WHAT IS REQUIRED: The records that follow must be reproduced in full, exactly as written.

────

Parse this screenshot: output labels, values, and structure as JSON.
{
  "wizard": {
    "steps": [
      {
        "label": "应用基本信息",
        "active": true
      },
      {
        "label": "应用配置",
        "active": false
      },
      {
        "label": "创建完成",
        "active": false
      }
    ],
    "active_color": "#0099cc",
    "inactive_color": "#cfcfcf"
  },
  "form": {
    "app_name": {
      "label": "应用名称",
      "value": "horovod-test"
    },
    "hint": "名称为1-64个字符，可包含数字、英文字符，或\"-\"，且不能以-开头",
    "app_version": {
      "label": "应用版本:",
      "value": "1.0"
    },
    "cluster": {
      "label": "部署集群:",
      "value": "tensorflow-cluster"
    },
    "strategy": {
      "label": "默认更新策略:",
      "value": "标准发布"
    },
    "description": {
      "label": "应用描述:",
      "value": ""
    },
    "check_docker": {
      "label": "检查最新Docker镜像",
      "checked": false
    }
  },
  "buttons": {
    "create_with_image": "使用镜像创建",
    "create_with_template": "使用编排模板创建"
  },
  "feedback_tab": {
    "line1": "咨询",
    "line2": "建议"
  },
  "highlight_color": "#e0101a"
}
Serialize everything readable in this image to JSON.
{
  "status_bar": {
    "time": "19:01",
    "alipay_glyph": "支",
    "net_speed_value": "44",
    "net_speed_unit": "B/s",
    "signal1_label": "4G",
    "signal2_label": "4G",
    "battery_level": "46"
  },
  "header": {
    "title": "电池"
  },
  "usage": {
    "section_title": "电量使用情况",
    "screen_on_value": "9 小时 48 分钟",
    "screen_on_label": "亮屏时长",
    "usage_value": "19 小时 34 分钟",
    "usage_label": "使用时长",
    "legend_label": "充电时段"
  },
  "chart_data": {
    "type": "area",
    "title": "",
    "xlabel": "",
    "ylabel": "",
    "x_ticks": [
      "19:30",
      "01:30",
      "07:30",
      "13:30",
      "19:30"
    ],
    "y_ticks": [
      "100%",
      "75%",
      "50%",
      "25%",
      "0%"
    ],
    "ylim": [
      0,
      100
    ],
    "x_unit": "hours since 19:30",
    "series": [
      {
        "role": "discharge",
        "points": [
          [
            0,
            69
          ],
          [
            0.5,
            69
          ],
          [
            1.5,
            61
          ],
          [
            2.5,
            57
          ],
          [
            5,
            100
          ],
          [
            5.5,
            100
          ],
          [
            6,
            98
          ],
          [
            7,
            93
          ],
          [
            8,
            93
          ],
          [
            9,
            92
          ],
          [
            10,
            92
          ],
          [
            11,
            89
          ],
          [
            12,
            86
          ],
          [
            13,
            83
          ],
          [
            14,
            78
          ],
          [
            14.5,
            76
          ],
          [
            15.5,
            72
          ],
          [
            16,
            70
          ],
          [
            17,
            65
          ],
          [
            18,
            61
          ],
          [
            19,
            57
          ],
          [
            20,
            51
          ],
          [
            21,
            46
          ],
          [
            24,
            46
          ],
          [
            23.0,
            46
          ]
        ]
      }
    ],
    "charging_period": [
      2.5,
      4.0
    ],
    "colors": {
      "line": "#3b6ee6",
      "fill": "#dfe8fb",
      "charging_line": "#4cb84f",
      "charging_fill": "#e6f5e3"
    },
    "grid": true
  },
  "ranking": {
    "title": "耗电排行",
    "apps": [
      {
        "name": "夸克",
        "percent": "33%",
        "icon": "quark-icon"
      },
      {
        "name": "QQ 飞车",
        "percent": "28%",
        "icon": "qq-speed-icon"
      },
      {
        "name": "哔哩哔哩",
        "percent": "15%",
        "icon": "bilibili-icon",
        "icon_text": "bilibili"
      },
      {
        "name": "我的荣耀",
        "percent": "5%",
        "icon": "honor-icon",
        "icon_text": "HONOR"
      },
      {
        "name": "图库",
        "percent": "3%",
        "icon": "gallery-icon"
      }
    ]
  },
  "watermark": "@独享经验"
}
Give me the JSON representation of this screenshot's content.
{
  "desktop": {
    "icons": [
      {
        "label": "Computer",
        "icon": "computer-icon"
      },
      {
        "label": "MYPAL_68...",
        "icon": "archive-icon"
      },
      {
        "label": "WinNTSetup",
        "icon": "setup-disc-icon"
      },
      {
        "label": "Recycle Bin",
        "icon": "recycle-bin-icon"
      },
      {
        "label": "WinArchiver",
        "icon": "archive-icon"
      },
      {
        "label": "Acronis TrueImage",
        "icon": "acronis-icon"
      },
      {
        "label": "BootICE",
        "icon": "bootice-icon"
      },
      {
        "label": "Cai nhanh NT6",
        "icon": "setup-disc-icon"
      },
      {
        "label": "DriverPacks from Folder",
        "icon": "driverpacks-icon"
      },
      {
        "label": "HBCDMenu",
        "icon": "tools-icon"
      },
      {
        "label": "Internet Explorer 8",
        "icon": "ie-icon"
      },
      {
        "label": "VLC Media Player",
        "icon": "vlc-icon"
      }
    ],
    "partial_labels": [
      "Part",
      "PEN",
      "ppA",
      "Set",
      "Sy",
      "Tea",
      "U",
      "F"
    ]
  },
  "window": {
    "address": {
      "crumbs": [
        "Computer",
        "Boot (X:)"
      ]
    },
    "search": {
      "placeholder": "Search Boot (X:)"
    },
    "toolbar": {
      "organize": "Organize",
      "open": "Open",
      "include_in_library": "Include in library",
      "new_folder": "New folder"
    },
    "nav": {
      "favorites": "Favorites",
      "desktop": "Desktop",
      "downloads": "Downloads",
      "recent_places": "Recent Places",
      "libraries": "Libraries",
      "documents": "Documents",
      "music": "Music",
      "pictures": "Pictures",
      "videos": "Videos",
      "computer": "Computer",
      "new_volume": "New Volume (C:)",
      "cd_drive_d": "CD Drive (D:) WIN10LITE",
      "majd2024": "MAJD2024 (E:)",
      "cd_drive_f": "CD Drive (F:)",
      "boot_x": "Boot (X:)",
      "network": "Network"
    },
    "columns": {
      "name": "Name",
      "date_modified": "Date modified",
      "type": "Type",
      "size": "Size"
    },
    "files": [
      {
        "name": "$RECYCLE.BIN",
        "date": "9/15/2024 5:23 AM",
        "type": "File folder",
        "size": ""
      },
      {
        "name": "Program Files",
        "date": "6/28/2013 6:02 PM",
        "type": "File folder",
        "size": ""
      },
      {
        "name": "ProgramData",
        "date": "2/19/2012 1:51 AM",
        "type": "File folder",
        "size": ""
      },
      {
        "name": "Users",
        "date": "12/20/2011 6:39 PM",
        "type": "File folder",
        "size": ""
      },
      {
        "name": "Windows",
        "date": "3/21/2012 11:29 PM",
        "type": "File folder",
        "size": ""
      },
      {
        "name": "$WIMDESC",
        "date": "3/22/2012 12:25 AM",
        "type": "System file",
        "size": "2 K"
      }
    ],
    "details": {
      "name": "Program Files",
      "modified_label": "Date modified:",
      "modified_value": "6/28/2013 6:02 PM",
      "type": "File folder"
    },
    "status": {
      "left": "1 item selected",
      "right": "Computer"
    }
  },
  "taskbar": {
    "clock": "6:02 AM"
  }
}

────

ANSWER BELOW:
Parse this screenshot: output labels, values, and structure as JSON.
{
  "wizard": {
    "steps": [
      {
        "label": "应用基本信息",
        "active": true
      },
      {
        "label": "应用配置",
        "active": false
      },
      {
        "label": "创建完成",
        "active": false
      }
    ],
    "active_color": "#0099cc",
    "inactive_color": "#cfcfcf"
  },
  "form": {
    "app_name": {
      "label": "应用名称",
      "value": "horovod-test"
    },
    "hint": "名称为1-64个字符，可包含数字、英文字符，或\"-\"，且不能以-开头",
    "app_version": {
      "label": "应用版本:",
      "value": "1.0"
    },
    "cluster": {
      "label": "部署集群:",
      "value": "tensorflow-cluster"
    },
    "strategy": {
      "label": "默认更新策略:",
      "value": "标准发布"
    },
    "description": {
      "label": "应用描述:",
      "value": ""
    },
    "check_docker": {
      "label": "检查最新Docker镜像",
      "checked": false
    }
  },
  "buttons": {
    "create_with_image": "使用镜像创建",
    "create_with_template": "使用编排模板创建"
  },
  "feedback_tab": {
    "line1": "咨询",
    "line2": "建议"
  },
  "highlight_color": "#e0101a"
}
Serialize everything readable in this image to JSON.
{
  "status_bar": {
    "time": "19:01",
    "alipay_glyph": "支",
    "net_speed_value": "44",
    "net_speed_unit": "B/s",
    "signal1_label": "4G",
    "signal2_label": "4G",
    "battery_level": "46"
  },
  "header": {
    "title": "电池"
  },
  "usage": {
    "section_title": "电量使用情况",
    "screen_on_value": "9 小时 48 分钟",
    "screen_on_label": "亮屏时长",
    "usage_value": "19 小时 34 分钟",
    "usage_label": "使用时长",
    "legend_label": "充电时段"
  },
  "chart_data": {
    "type": "area",
    "title": "",
    "xlabel": "",
    "ylabel": "",
    "x_ticks": [
      "19:30",
      "01:30",
      "07:30",
      "13:30",
      "19:30"
    ],
    "y_ticks": [
      "100%",
      "75%",
      "50%",
      "25%",
      "0%"
    ],
    "ylim": [
      0,
      100
    ],
    "x_unit": "hours since 19:30",
    "series": [
      {
        "role": "discharge",
        "points": [
          [
            0,
            69
          ],
          [
            0.5,
            69
          ],
          [
            1.5,
            61
          ],
          [
            2.5,
            57
          ],
          [
            5,
            100
          ],
          [
            5.5,
            100
          ],
          [
            6,
            98
          ],
          [
            7,
            93
          ],
          [
            8,
            93
          ],
          [
            9,
            92
          ],
          [
            10,
            92
          ],
          [
            11,
            89
          ],
          [
            12,
            86
          ],
          [
            13,
            83
          ],
          [
            14,
            78
          ],
          [
            14.5,
            76
          ],
          [
            15.5,
            72
          ],
          [
            16,
            70
          ],
          [
            17,
            65
          ],
          [
            18,
            61
          ],
          [
            19,
            57
          ],
          [
            20,
            51
          ],
          [
            21,
            46
          ],
          [
            24,
            46
          ],
          [
            23.0,
            46
          ]
        ]
      }
    ],
    "charging_period": [
      2.5,
      4.0
    ],
    "colors": {
      "line": "#3b6ee6",
      "fill": "#dfe8fb",
      "charging_line": "#4cb84f",
      "charging_fill": "#e6f5e3"
    },
    "grid": true
  },
  "ranking": {
    "title": "耗电排行",
    "apps": [
      {
        "name": "夸克",
        "percent": "33%",
        "icon": "quark-icon"
      },
      {
        "name": "QQ 飞车",
        "percent": "28%",
        "icon": "qq-speed-icon"
      },
      {
        "name": "哔哩哔哩",
        "percent": "15%",
        "icon": "bilibili-icon",
        "icon_text": "bilibili"
      },
      {
        "name": "我的荣耀",
        "percent": "5%",
        "icon": "honor-icon",
        "icon_text": "HONOR"
      },
      {
        "name": "图库",
        "percent": "3%",
        "icon": "gallery-icon"
      }
    ]
  },
  "watermark": "@独享经验"
}
Give me the JSON representation of this screenshot's content.
{
  "desktop": {
    "icons": [
      {
        "label": "Computer",
        "icon": "computer-icon"
      },
      {
        "label": "MYPAL_68...",
        "icon": "archive-icon"
      },
      {
        "label": "WinNTSetup",
        "icon": "setup-disc-icon"
      },
      {
        "label": "Recycle Bin",
        "icon": "recycle-bin-icon"
      },
      {
        "label": "WinArchiver",
        "icon": "archive-icon"
      },
      {
        "label": "Acronis TrueImage",
        "icon": "acronis-icon"
      },
      {
        "label": "BootICE",
        "icon": "bootice-icon"
      },
      {
        "label": "Cai nhanh NT6",
        "icon": "setup-disc-icon"
      },
      {
        "label": "DriverPacks from Folder",
        "icon": "driverpacks-icon"
      },
      {
        "label": "HBCDMenu",
        "icon": "tools-icon"
      },
      {
        "label": "Internet Explorer 8",
        "icon": "ie-icon"
      },
      {
        "label": "VLC Media Player",
        "icon": "vlc-icon"
      }
    ],
    "partial_labels": [
      "Part",
      "PEN",
      "ppA",
      "Set",
      "Sy",
      "Tea",
      "U",
      "F"
    ]
  },
  "window": {
    "address": {
      "crumbs": [
        "Computer",
        "Boot (X:)"
      ]
    },
    "search": {
      "placeholder": "Search Boot (X:)"
    },
    "toolbar": {
      "organize": "Organize",
      "open": "Open",
      "include_in_library": "Include in library",
      "new_folder": "New folder"
    },
    "nav": {
      "favorites": "Favorites",
      "desktop": "Desktop",
      "downloads": "Downloads",
      "recent_places": "Recent Places",
      "libraries": "Libraries",
      "documents": "Documents",
      "music": "Music",
      "pictures": "Pictures",
      "videos": "Videos",
      "computer": "Computer",
      "new_volume": "New Volume (C:)",
      "cd_drive_d": "CD Drive (D:) WIN10LITE",
      "majd2024": "MAJD2024 (E:)",
      "cd_drive_f": "CD Drive (F:)",
      "boot_x": "Boot (X:)",
      "network": "Network"
    },
    "columns": {
      "name": "Name",
      "date_modified": "Date modified",
      "type": "Type",
      "size": "Size"
    },
    "files": [
      {
        "name": "$RECYCLE.BIN",
        "date": "9/15/2024 5:23 AM",
        "type": "File folder",
        "size": ""
      },
      {
        "name": "Program Files",
        "date": "6/28/2013 6:02 PM",
        "type": "File folder",
        "size": ""
      },
      {
        "name": "ProgramData",
        "date": "2/19/2012 1:51 AM",
        "type": "File folder",
        "size": ""
      },
      {
        "name": "Users",
        "date": "12/20/2011 6:39 PM",
        "type": "File folder",
        "size": ""
      },
      {
        "name": "Windows",
        "date": "3/21/2012 11:29 PM",
        "type": "File folder",
        "size": ""
      },
      {
        "name": "$WIMDESC",
        "date": "3/22/2012 12:25 AM",
        "type": "System file",
        "size": "2 K"
      }
    ],
    "details": {
      "name": "Program Files",
      "modified_label": "Date modified:",
      "modified_value": "6/28/2013 6:02 PM",
      "type": "File folder"
    },
    "status": {
      "left": "1 item selected",
      "right": "Computer"
    }
  },
  "taskbar": {
    "clock": "6:02 AM"
  }
}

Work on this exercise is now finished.